__What you have to do__: Report how many lines of the listing below include the word "Владиміра". Give nothing but the number.

__Material__:
------------------------

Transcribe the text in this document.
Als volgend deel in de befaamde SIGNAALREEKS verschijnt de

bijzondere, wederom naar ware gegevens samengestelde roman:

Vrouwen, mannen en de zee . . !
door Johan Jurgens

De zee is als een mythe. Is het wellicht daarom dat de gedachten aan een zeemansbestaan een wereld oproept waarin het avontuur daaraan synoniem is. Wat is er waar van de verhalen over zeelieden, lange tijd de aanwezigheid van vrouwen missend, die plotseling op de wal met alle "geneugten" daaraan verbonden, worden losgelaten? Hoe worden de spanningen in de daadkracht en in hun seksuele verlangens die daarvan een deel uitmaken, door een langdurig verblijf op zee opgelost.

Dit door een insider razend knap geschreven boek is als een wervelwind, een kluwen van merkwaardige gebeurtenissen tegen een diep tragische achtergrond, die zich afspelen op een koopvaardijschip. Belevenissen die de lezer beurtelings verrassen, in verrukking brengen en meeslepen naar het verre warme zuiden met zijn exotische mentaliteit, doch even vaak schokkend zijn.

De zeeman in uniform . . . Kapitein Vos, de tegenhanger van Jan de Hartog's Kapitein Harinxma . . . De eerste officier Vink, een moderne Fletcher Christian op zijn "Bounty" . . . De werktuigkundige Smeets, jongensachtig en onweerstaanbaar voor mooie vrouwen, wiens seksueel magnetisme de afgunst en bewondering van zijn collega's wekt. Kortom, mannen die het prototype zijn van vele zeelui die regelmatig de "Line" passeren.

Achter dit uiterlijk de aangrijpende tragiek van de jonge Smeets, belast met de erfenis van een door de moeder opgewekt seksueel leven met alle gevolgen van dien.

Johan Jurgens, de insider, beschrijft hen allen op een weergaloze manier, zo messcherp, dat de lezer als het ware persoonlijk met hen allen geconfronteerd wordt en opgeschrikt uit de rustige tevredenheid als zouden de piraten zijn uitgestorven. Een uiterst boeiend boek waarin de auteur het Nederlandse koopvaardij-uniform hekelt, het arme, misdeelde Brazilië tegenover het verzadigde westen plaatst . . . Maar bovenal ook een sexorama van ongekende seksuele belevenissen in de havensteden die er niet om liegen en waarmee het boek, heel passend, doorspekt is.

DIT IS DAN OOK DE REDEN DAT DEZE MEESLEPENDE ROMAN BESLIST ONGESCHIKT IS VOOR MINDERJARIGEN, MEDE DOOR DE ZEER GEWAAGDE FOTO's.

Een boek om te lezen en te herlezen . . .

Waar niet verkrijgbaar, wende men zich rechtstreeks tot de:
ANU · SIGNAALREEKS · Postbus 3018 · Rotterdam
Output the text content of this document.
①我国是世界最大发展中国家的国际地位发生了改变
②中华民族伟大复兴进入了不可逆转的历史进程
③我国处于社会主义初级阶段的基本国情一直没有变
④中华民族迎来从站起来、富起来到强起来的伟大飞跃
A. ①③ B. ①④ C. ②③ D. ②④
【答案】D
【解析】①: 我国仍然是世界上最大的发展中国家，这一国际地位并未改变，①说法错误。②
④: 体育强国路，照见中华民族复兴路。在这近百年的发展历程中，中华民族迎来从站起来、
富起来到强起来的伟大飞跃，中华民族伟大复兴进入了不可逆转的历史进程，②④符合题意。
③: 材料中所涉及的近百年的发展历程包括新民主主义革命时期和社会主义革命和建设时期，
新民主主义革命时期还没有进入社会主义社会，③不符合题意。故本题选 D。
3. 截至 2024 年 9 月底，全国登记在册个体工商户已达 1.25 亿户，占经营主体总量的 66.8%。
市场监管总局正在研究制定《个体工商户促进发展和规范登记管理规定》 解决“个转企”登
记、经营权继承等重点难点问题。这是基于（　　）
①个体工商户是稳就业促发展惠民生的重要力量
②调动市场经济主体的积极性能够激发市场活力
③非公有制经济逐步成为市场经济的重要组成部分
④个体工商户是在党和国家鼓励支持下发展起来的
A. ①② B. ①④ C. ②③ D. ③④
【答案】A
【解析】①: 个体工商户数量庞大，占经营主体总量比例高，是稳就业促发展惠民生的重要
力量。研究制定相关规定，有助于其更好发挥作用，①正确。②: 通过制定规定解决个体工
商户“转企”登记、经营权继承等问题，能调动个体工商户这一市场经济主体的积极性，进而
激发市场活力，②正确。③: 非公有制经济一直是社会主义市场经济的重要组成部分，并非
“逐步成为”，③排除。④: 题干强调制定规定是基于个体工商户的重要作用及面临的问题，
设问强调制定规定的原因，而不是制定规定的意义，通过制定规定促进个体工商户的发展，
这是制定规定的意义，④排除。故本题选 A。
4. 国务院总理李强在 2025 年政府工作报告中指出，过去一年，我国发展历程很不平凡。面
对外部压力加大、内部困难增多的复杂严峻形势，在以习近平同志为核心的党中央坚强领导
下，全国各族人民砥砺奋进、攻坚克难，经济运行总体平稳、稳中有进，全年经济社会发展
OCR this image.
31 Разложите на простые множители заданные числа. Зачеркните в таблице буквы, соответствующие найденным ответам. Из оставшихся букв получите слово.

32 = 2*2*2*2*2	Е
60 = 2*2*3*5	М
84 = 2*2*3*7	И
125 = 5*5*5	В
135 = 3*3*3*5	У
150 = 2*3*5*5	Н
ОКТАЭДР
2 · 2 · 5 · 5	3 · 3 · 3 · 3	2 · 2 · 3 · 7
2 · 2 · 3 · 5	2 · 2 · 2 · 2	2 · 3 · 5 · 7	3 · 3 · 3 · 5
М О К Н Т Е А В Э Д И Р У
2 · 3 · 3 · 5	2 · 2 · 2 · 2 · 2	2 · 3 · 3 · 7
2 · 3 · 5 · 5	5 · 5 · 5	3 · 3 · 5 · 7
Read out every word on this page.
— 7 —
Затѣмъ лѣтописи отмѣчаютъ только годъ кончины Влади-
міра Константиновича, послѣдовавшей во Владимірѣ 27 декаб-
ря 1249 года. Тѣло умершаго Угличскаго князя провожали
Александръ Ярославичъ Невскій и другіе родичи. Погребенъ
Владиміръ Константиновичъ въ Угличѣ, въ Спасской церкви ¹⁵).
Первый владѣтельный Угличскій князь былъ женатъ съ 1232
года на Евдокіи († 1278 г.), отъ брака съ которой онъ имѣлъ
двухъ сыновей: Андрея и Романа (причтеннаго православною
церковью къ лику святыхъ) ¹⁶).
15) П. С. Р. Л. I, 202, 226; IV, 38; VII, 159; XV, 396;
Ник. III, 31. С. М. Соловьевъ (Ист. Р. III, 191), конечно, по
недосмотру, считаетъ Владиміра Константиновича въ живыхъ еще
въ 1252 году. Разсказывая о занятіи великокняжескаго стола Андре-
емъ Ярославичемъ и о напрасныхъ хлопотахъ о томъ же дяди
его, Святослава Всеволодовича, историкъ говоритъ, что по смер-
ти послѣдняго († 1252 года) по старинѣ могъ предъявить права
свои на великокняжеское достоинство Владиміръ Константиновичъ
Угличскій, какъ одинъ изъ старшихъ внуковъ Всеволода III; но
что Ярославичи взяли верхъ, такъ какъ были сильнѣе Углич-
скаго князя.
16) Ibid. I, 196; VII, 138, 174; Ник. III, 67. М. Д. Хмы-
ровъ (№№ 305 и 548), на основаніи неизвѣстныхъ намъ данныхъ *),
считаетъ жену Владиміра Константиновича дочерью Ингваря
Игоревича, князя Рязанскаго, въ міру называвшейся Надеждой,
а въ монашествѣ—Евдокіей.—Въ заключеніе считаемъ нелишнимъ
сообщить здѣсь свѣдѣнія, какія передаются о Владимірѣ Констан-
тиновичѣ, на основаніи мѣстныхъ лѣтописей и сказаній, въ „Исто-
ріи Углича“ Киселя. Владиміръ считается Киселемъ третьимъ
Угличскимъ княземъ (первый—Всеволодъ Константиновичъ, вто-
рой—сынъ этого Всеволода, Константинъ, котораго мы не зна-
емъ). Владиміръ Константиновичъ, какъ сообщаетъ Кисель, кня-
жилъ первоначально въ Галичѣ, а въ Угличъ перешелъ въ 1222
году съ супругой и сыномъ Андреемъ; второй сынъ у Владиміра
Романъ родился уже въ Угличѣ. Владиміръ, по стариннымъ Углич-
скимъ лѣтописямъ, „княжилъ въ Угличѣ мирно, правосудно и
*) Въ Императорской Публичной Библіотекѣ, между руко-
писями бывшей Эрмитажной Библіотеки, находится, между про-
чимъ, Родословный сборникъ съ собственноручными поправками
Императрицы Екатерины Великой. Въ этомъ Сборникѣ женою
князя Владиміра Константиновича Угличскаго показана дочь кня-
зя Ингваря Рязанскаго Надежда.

------------------------

__The result__: 4